-- Passage provided follows --

Comparison of false positives from different motif finders

To test whether our results were applicable beyond the one-occurrence per sequence setting, in addition to MEME and the Gibbs Sampler, we tested Weeder, a non-probabilistic motif-finder that implements a consensus-based search. We found that the theoretical relationship held quite well for the false-positives produced by Weeder, suggesting that the simple formula we obtained will be quite generally applicable, or that heuristic post-processing steps in Weeder (implemented by the so-called “advisor” program) to reduce the false-positives (by removing the highest scored motifs that do not qualify a redundancy criteria, see [40] for detail) tend to approximate the one-occurrence per sequence constraint.

Regardless of their generality, our theoretical results quantify the limit to how well we can expect even the ideal motif-finder to perform. This will be useful to future benchmarking studies, so they can take into account whether the ‘real’ motif in test cases is strong enough to be distinguished from false positives that spontaneously arise.

-- Passage provided concluded --
-- Supplied information follows --

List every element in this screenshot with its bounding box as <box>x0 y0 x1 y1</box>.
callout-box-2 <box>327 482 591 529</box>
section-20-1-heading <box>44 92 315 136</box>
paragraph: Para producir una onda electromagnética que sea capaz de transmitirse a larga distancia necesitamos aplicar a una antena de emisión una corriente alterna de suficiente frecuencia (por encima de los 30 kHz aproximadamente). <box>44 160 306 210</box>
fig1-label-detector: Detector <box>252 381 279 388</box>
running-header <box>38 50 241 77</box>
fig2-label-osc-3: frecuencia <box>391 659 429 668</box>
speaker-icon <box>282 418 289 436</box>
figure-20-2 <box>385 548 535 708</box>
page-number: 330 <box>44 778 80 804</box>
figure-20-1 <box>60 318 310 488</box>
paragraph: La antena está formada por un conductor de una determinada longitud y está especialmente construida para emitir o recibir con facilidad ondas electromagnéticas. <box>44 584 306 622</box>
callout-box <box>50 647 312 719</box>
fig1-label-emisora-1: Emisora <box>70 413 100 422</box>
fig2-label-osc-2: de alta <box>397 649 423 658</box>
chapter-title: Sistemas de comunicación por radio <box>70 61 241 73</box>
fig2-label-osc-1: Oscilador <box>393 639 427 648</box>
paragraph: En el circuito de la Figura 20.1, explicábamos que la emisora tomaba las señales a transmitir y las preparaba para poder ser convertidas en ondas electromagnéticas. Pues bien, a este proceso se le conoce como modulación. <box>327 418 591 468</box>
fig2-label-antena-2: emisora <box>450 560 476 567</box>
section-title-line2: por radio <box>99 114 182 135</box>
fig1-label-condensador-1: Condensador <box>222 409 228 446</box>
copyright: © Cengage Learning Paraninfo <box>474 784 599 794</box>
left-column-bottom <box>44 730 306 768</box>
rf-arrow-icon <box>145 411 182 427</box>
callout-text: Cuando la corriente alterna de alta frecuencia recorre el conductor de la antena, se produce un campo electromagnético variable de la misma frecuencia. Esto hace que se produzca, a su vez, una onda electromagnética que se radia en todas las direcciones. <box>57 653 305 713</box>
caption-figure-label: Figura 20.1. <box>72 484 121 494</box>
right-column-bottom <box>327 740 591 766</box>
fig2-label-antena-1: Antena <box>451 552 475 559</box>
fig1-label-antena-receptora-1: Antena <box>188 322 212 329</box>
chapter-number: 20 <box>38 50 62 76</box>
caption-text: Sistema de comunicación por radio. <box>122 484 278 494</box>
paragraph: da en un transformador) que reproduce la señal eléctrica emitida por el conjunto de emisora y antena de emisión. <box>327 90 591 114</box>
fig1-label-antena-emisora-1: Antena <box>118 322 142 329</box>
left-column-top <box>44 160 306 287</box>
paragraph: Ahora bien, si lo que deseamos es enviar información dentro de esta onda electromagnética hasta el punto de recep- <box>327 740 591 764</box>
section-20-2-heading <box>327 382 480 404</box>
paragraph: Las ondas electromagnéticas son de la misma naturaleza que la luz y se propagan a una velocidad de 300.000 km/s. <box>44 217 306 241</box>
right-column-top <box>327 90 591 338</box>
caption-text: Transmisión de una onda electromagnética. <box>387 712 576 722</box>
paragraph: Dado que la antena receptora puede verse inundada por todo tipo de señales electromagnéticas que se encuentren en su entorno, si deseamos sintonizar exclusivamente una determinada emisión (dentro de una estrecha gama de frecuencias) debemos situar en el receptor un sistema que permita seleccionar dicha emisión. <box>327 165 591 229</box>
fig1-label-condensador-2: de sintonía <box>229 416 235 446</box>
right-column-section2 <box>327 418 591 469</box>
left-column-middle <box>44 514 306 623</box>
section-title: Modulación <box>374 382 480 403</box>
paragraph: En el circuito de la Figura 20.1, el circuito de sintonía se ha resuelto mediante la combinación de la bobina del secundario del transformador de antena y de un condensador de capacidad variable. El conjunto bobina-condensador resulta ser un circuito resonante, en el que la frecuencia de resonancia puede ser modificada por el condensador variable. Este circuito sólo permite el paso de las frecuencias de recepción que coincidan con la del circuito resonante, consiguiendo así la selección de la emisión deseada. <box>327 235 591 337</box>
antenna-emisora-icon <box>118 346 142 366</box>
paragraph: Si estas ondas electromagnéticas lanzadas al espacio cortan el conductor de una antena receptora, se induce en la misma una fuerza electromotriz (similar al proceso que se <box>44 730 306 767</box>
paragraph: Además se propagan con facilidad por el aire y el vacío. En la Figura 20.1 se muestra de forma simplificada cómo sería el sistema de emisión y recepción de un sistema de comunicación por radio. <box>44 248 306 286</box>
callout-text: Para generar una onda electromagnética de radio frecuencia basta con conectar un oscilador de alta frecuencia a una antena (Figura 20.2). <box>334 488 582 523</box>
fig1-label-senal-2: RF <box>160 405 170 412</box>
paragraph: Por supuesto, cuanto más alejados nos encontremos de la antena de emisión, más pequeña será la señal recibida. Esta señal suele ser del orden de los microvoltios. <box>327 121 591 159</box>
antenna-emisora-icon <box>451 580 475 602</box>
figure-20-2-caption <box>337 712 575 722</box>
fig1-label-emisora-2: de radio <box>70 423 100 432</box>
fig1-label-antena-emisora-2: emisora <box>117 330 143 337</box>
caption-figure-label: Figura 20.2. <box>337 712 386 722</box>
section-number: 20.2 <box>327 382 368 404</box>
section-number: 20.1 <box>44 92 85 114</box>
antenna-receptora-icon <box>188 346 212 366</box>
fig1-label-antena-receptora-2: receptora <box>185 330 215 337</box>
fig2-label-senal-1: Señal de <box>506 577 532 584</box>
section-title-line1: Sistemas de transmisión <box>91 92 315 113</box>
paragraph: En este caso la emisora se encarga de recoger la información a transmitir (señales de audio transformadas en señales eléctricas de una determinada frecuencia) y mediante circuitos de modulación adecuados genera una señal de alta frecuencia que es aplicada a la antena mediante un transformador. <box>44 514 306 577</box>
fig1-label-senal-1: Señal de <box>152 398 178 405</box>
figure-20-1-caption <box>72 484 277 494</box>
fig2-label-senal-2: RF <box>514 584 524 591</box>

-- Supplied information concluded --

• Instructions
**A.** Name every motif finder that the passage on false positives from motif finders says was tested.
**B.** Carry on the passage on false positives from motif finders, starting right after its final sentence.

• Expected responses
**A.** MEME, the Gibbs Sampler, and Weeder

**B.**
Conclusions

We have derived a remarkably simple formula to describe the relationship between false positive strength and dataset size in the one-occurrence per sequence DNA motif finding problem, and confirmed it using simulations. We conclude that false positives in de novo DNA motif finding may result in part because of statistical properties of random DNA sequences, rather than any weaknesses in specific algorithms.

Methods

Simulations

In each experiment, we generated a set of n = {10,20,30,50,100} sequences with length L = {50, 100, 500, 1000} drawn from a uniform background distribution g = [0.25 0.25 0.25 0.25]. For each particular n and L, we repeated the experiments for many Monte-Carlo runs (so there are multiple datasets with the same n and L and therefore many possible false positive motifs for each set of parameters).

We presented each dataset as input to the softwares. For each detected motif, we computed the information content or divergence, D(f,g), using the PWMs or frequency matrices reported. Since the input to these programs was sets of random sequences, all detected motifs are false-positives. We then compared the false-positives detected with the theoretical predictions.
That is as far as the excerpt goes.